MATERIAL =>

┄┄┄┄┄┄┄┄┄┄┄┄┄┄┄┄┄┄┄┄

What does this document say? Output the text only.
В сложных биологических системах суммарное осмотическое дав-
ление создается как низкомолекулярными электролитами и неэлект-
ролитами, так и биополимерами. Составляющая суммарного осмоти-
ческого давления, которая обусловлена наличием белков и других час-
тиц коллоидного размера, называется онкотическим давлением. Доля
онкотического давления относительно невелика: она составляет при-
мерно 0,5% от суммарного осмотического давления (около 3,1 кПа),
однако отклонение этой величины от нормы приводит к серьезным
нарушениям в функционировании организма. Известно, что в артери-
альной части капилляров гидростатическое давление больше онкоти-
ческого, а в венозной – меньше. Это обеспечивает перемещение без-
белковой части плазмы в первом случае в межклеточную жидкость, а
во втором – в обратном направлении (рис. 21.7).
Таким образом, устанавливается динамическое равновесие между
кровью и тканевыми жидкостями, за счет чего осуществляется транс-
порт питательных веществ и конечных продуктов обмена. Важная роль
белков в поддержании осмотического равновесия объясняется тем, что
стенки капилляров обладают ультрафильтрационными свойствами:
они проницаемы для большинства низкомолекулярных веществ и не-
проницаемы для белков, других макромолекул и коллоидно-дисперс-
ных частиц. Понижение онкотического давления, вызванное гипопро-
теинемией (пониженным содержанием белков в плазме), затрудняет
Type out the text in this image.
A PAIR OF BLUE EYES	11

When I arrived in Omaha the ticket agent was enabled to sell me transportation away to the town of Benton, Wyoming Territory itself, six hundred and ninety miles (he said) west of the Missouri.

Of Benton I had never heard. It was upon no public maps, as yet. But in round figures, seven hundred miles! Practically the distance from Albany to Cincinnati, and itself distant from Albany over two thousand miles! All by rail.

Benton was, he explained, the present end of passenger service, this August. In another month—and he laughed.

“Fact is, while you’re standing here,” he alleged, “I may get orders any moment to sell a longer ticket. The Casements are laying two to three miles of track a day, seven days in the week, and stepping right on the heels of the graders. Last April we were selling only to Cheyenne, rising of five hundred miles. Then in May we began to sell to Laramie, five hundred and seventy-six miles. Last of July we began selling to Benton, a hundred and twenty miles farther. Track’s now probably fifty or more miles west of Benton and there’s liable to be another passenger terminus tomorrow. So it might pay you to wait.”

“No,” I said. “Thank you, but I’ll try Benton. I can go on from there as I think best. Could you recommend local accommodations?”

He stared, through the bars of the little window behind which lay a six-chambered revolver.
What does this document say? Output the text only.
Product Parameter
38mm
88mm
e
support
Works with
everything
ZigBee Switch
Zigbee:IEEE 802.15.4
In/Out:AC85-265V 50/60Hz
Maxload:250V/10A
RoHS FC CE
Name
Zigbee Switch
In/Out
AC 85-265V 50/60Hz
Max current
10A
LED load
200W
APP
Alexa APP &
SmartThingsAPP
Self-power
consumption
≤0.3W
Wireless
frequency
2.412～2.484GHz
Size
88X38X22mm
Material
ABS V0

┄┄┄┄┄┄┄┄┄┄┄┄┄┄┄┄┄┄┄┄

Your task is to repeat each line of the material exactly.

What does this document say? Output the text only.
В сложных биологических системах суммарное осмотическое дав-
ление создается как низкомолекулярными электролитами и неэлект-
ролитами, так и биополимерами. Составляющая суммарного осмоти-
ческого давления, которая обусловлена наличием белков и других час-
тиц коллоидного размера, называется онкотическим давлением. Доля
онкотического давления относительно невелика: она составляет при-
мерно 0,5% от суммарного осмотического давления (около 3,1 кПа),
однако отклонение этой величины от нормы приводит к серьезным
нарушениям в функционировании организма. Известно, что в артери-
альной части капилляров гидростатическое давление больше онкоти-
ческого, а в венозной – меньше. Это обеспечивает перемещение без-
белковой части плазмы в первом случае в межклеточную жидкость, а
во втором – в обратном направлении (рис. 21.7).
Таким образом, устанавливается динамическое равновесие между
кровью и тканевыми жидкостями, за счет чего осуществляется транс-
порт питательных веществ и конечных продуктов обмена. Важная роль
белков в поддержании осмотического равновесия объясняется тем, что
стенки капилляров обладают ультрафильтрационными свойствами:
они проницаемы для большинства низкомолекулярных веществ и не-
проницаемы для белков, других макромолекул и коллоидно-дисперс-
ных частиц. Понижение онкотического давления, вызванное гипопро-
теинемией (пониженным содержанием белков в плазме), затрудняет
Type out the text in this image.
A PAIR OF BLUE EYES	11

When I arrived in Omaha the ticket agent was enabled to sell me transportation away to the town of Benton, Wyoming Territory itself, six hundred and ninety miles (he said) west of the Missouri.

Of Benton I had never heard. It was upon no public maps, as yet. But in round figures, seven hundred miles! Practically the distance from Albany to Cincinnati, and itself distant from Albany over two thousand miles! All by rail.

Benton was, he explained, the present end of passenger service, this August. In another month—and he laughed.

“Fact is, while you’re standing here,” he alleged, “I may get orders any moment to sell a longer ticket. The Casements are laying two to three miles of track a day, seven days in the week, and stepping right on the heels of the graders. Last April we were selling only to Cheyenne, rising of five hundred miles. Then in May we began to sell to Laramie, five hundred and seventy-six miles. Last of July we began selling to Benton, a hundred and twenty miles farther. Track’s now probably fifty or more miles west of Benton and there’s liable to be another passenger terminus tomorrow. So it might pay you to wait.”

“No,” I said. “Thank you, but I’ll try Benton. I can go on from there as I think best. Could you recommend local accommodations?”

He stared, through the bars of the little window behind which lay a six-chambered revolver.
What does this document say? Output the text only.
Product Parameter
38mm
88mm
e
support
Works with
everything
ZigBee Switch
Zigbee:IEEE 802.15.4
In/Out:AC85-265V 50/60Hz
Maxload:250V/10A
RoHS FC CE
Name
Zigbee Switch
In/Out
AC 85-265V 50/60Hz
Max current
10A
LED load
200W
APP
Alexa APP &
SmartThingsAPP
Self-power
consumption
≤0.3W
Wireless
frequency
2.412～2.484GHz
Size
88X38X22mm
Material
ABS V0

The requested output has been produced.